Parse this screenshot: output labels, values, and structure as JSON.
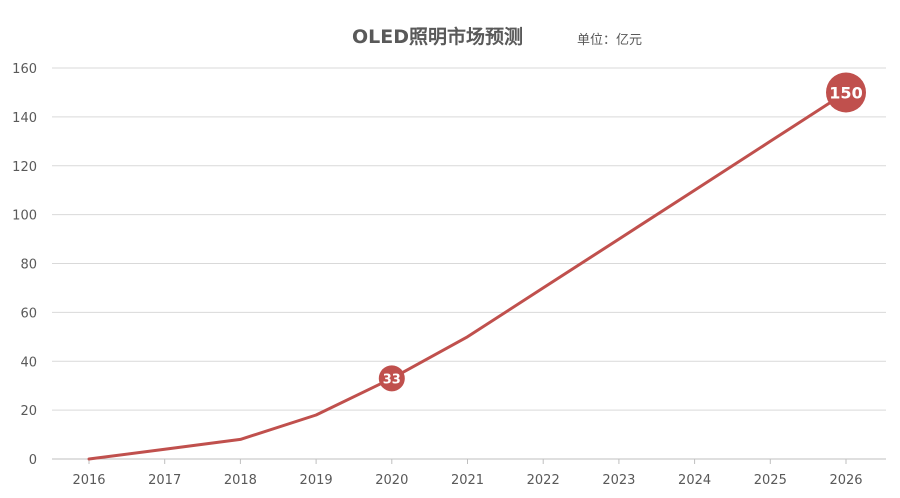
{
  "chart_data": {
    "type": "line",
    "title": "OLED照明市场预测",
    "unit_label": "单位：亿元",
    "x": [
      "2016",
      "2017",
      "2018",
      "2019",
      "2020",
      "2021",
      "2022",
      "2023",
      "2024",
      "2025",
      "2026"
    ],
    "series": [
      {
        "values": [
          0,
          4,
          8,
          18,
          33,
          50,
          70,
          90,
          110,
          130,
          150
        ],
        "color": "#c0504d"
      }
    ],
    "ylim": [
      0,
      160
    ],
    "yticks": [
      0,
      20,
      40,
      60,
      80,
      100,
      120,
      140,
      160
    ],
    "grid": true,
    "legend": "none",
    "annotations": [
      {
        "x": "2020",
        "value": 33,
        "label": "33"
      },
      {
        "x": "2026",
        "value": 150,
        "label": "150"
      }
    ]
  }
}
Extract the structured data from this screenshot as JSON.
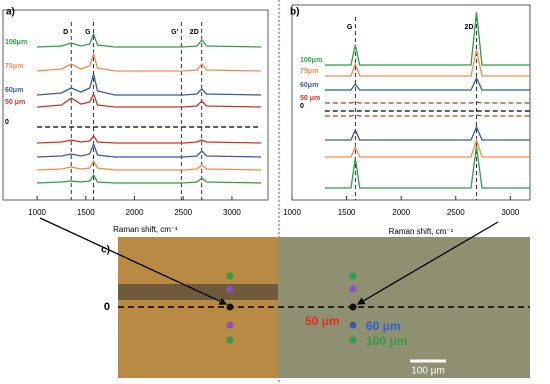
{
  "chart_data": [
    {
      "type": "line",
      "panel": "a)",
      "x_label": "Raman shift, cm⁻¹",
      "xlim": [
        650,
        3370
      ],
      "ylim": [
        0,
        19
      ],
      "xticks": [
        1000,
        1500,
        2000,
        2500,
        3000
      ],
      "annotations": [
        {
          "text": "D",
          "x": 1350
        },
        {
          "text": "G",
          "x": 1580
        },
        {
          "text": "G'",
          "x": 2480
        },
        {
          "text": "2D",
          "x": 2690
        }
      ],
      "x": [
        1000,
        1250,
        1350,
        1450,
        1540,
        1580,
        1620,
        1800,
        2500,
        2640,
        2690,
        2740,
        3300
      ],
      "series": [
        {
          "name": "100μm",
          "color": "#2e9e48",
          "values": [
            15.3,
            15.4,
            15.7,
            15.4,
            15.6,
            16.6,
            15.5,
            15.3,
            15.3,
            15.4,
            16.0,
            15.4,
            15.3
          ]
        },
        {
          "name": "75μm",
          "color": "#f08a4b",
          "values": [
            12.9,
            13.1,
            13.6,
            13.1,
            13.4,
            14.6,
            13.2,
            12.9,
            12.9,
            13.0,
            13.6,
            13.0,
            12.9
          ]
        },
        {
          "name": "60μm",
          "color": "#3a5a98",
          "values": [
            10.5,
            10.7,
            11.2,
            10.8,
            11.2,
            12.6,
            10.9,
            10.5,
            10.5,
            10.6,
            11.1,
            10.6,
            10.5
          ]
        },
        {
          "name": "50 μm",
          "color": "#d0302c",
          "values": [
            9.3,
            9.5,
            10.2,
            9.6,
            9.8,
            10.6,
            9.5,
            9.3,
            9.3,
            9.4,
            9.9,
            9.4,
            9.3
          ]
        },
        {
          "name": "0",
          "color": "#000000",
          "dashed": true,
          "values": [
            7.3,
            7.3,
            7.3,
            7.3,
            7.3,
            7.3,
            7.3,
            7.3,
            7.3,
            7.3,
            7.3,
            7.3,
            7.3
          ]
        },
        {
          "color": "#d0302c",
          "values": [
            5.7,
            5.8,
            6.0,
            5.8,
            5.9,
            6.4,
            5.8,
            5.7,
            5.7,
            5.8,
            6.0,
            5.8,
            5.7
          ]
        },
        {
          "color": "#3a5a98",
          "values": [
            4.3,
            4.4,
            4.6,
            4.4,
            4.6,
            5.6,
            4.5,
            4.3,
            4.3,
            4.4,
            4.9,
            4.4,
            4.3
          ]
        },
        {
          "color": "#f08a4b",
          "values": [
            3.0,
            3.1,
            3.3,
            3.1,
            3.2,
            3.9,
            3.2,
            3.0,
            3.0,
            3.1,
            3.5,
            3.1,
            3.0
          ]
        },
        {
          "color": "#2e9e48",
          "values": [
            1.7,
            1.8,
            1.9,
            1.8,
            1.9,
            2.5,
            1.8,
            1.7,
            1.7,
            1.8,
            2.2,
            1.8,
            1.7
          ]
        }
      ]
    },
    {
      "type": "line",
      "panel": "b)",
      "x_label": "Raman shift, cm⁻¹",
      "xlim": [
        1000,
        3180
      ],
      "ylim": [
        0,
        19.5
      ],
      "xticks": [
        1000,
        1500,
        2000,
        2500,
        3000
      ],
      "annotations": [
        {
          "text": "G",
          "x": 1580
        },
        {
          "text": "2D",
          "x": 2690
        }
      ],
      "x": [
        1300,
        1540,
        1580,
        1620,
        2640,
        2690,
        2740,
        3180
      ],
      "series": [
        {
          "name": "100μm",
          "color": "#2e9e48",
          "values": [
            13.5,
            13.5,
            15.5,
            13.5,
            13.5,
            18.8,
            13.5,
            13.5
          ]
        },
        {
          "name": "75μm",
          "color": "#f08a4b",
          "values": [
            12.4,
            12.4,
            13.6,
            12.4,
            12.4,
            15.0,
            12.4,
            12.4
          ]
        },
        {
          "name": "60μm",
          "color": "#3a5a98",
          "values": [
            11.0,
            11.0,
            11.6,
            11.0,
            11.0,
            12.2,
            11.0,
            11.0
          ]
        },
        {
          "name": "50 μm",
          "color": "#d0302c",
          "dashed": true,
          "values": [
            9.7,
            9.7,
            9.8,
            9.7,
            9.7,
            9.8,
            9.7,
            9.7
          ]
        },
        {
          "name": "0",
          "color": "#000000",
          "dashed": true,
          "values": [
            8.9,
            8.9,
            8.9,
            8.9,
            8.9,
            8.9,
            8.9,
            8.9
          ]
        },
        {
          "color": "#d0302c",
          "dashed": true,
          "values": [
            8.4,
            8.4,
            8.5,
            8.4,
            8.4,
            8.5,
            8.4,
            8.4
          ]
        },
        {
          "color": "#3a5a98",
          "values": [
            6.0,
            6.0,
            7.0,
            6.0,
            6.0,
            7.3,
            6.0,
            6.0
          ]
        },
        {
          "color": "#f08a4b",
          "values": [
            4.3,
            4.3,
            5.3,
            4.3,
            4.3,
            6.0,
            4.3,
            4.3
          ]
        },
        {
          "color": "#2e9e48",
          "values": [
            1.2,
            1.2,
            4.2,
            1.2,
            1.2,
            5.4,
            1.2,
            1.2
          ]
        }
      ]
    }
  ],
  "micrograph": {
    "panel": "c)",
    "zero": "0",
    "labels": [
      "50 μm",
      "60 μm",
      "100 μm"
    ],
    "scale_bar": "100 μm"
  }
}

......

**REQUIREMENTS:** Pictures in the records above should not be copied. Repeat everything else exactly.

**EXERCISE SOLUTION:**
Parse this screenshot: output labels, values, and structure as JSON.
{
  "chart_data": {
    "type": "line",
    "title": "OLED照明市场预测",
    "unit_label": "单位：亿元",
    "x": [
      "2016",
      "2017",
      "2018",
      "2019",
      "2020",
      "2021",
      "2022",
      "2023",
      "2024",
      "2025",
      "2026"
    ],
    "series": [
      {
        "values": [
          0,
          4,
          8,
          18,
          33,
          50,
          70,
          90,
          110,
          130,
          150
        ],
        "color": "#c0504d"
      }
    ],
    "ylim": [
      0,
      160
    ],
    "yticks": [
      0,
      20,
      40,
      60,
      80,
      100,
      120,
      140,
      160
    ],
    "grid": true,
    "legend": "none",
    "annotations": [
      {
        "x": "2020",
        "value": 33,
        "label": "33"
      },
      {
        "x": "2026",
        "value": 150,
        "label": "150"
      }
    ]
  }
}
Extract the structured data from this screenshot as JSON.
{
  "chart_data": [
    {
      "type": "line",
      "panel": "a)",
      "x_label": "Raman shift, cm⁻¹",
      "xlim": [
        650,
        3370
      ],
      "ylim": [
        0,
        19
      ],
      "xticks": [
        1000,
        1500,
        2000,
        2500,
        3000
      ],
      "annotations": [
        {
          "text": "D",
          "x": 1350
        },
        {
          "text": "G",
          "x": 1580
        },
        {
          "text": "G'",
          "x": 2480
        },
        {
          "text": "2D",
          "x": 2690
        }
      ],
      "x": [
        1000,
        1250,
        1350,
        1450,
        1540,
        1580,
        1620,
        1800,
        2500,
        2640,
        2690,
        2740,
        3300
      ],
      "series": [
        {
          "name": "100μm",
          "color": "#2e9e48",
          "values": [
            15.3,
            15.4,
            15.7,
            15.4,
            15.6,
            16.6,
            15.5,
            15.3,
            15.3,
            15.4,
            16.0,
            15.4,
            15.3
          ]
        },
        {
          "name": "75μm",
          "color": "#f08a4b",
          "values": [
            12.9,
            13.1,
            13.6,
            13.1,
            13.4,
            14.6,
            13.2,
            12.9,
            12.9,
            13.0,
            13.6,
            13.0,
            12.9
          ]
        },
        {
          "name": "60μm",
          "color": "#3a5a98",
          "values": [
            10.5,
            10.7,
            11.2,
            10.8,
            11.2,
            12.6,
            10.9,
            10.5,
            10.5,
            10.6,
            11.1,
            10.6,
            10.5
          ]
        },
        {
          "name": "50 μm",
          "color": "#d0302c",
          "values": [
            9.3,
            9.5,
            10.2,
            9.6,
            9.8,
            10.6,
            9.5,
            9.3,
            9.3,
            9.4,
            9.9,
            9.4,
            9.3
          ]
        },
        {
          "name": "0",
          "color": "#000000",
          "dashed": true,
          "values": [
            7.3,
            7.3,
            7.3,
            7.3,
            7.3,
            7.3,
            7.3,
            7.3,
            7.3,
            7.3,
            7.3,
            7.3,
            7.3
          ]
        },
        {
          "color": "#d0302c",
          "values": [
            5.7,
            5.8,
            6.0,
            5.8,
            5.9,
            6.4,
            5.8,
            5.7,
            5.7,
            5.8,
            6.0,
            5.8,
            5.7
          ]
        },
        {
          "color": "#3a5a98",
          "values": [
            4.3,
            4.4,
            4.6,
            4.4,
            4.6,
            5.6,
            4.5,
            4.3,
            4.3,
            4.4,
            4.9,
            4.4,
            4.3
          ]
        },
        {
          "color": "#f08a4b",
          "values": [
            3.0,
            3.1,
            3.3,
            3.1,
            3.2,
            3.9,
            3.2,
            3.0,
            3.0,
            3.1,
            3.5,
            3.1,
            3.0
          ]
        },
        {
          "color": "#2e9e48",
          "values": [
            1.7,
            1.8,
            1.9,
            1.8,
            1.9,
            2.5,
            1.8,
            1.7,
            1.7,
            1.8,
            2.2,
            1.8,
            1.7
          ]
        }
      ]
    },
    {
      "type": "line",
      "panel": "b)",
      "x_label": "Raman shift, cm⁻¹",
      "xlim": [
        1000,
        3180
      ],
      "ylim": [
        0,
        19.5
      ],
      "xticks": [
        1000,
        1500,
        2000,
        2500,
        3000
      ],
      "annotations": [
        {
          "text": "G",
          "x": 1580
        },
        {
          "text": "2D",
          "x": 2690
        }
      ],
      "x": [
        1300,
        1540,
        1580,
        1620,
        2640,
        2690,
        2740,
        3180
      ],
      "series": [
        {
          "name": "100μm",
          "color": "#2e9e48",
          "values": [
            13.5,
            13.5,
            15.5,
            13.5,
            13.5,
            18.8,
            13.5,
            13.5
          ]
        },
        {
          "name": "75μm",
          "color": "#f08a4b",
          "values": [
            12.4,
            12.4,
            13.6,
            12.4,
            12.4,
            15.0,
            12.4,
            12.4
          ]
        },
        {
          "name": "60μm",
          "color": "#3a5a98",
          "values": [
            11.0,
            11.0,
            11.6,
            11.0,
            11.0,
            12.2,
            11.0,
            11.0
          ]
        },
        {
          "name": "50 μm",
          "color": "#d0302c",
          "dashed": true,
          "values": [
            9.7,
            9.7,
            9.8,
            9.7,
            9.7,
            9.8,
            9.7,
            9.7
          ]
        },
        {
          "name": "0",
          "color": "#000000",
          "dashed": true,
          "values": [
            8.9,
            8.9,
            8.9,
            8.9,
            8.9,
            8.9,
            8.9,
            8.9
          ]
        },
        {
          "color": "#d0302c",
          "dashed": true,
          "values": [
            8.4,
            8.4,
            8.5,
            8.4,
            8.4,
            8.5,
            8.4,
            8.4
          ]
        },
        {
          "color": "#3a5a98",
          "values": [
            6.0,
            6.0,
            7.0,
            6.0,
            6.0,
            7.3,
            6.0,
            6.0
          ]
        },
        {
          "color": "#f08a4b",
          "values": [
            4.3,
            4.3,
            5.3,
            4.3,
            4.3,
            6.0,
            4.3,
            4.3
          ]
        },
        {
          "color": "#2e9e48",
          "values": [
            1.2,
            1.2,
            4.2,
            1.2,
            1.2,
            5.4,
            1.2,
            1.2
          ]
        }
      ]
    }
  ],
  "micrograph": {
    "panel": "c)",
    "zero": "0",
    "labels": [
      "50 μm",
      "60 μm",
      "100 μm"
    ],
    "scale_bar": "100 μm"
  }
}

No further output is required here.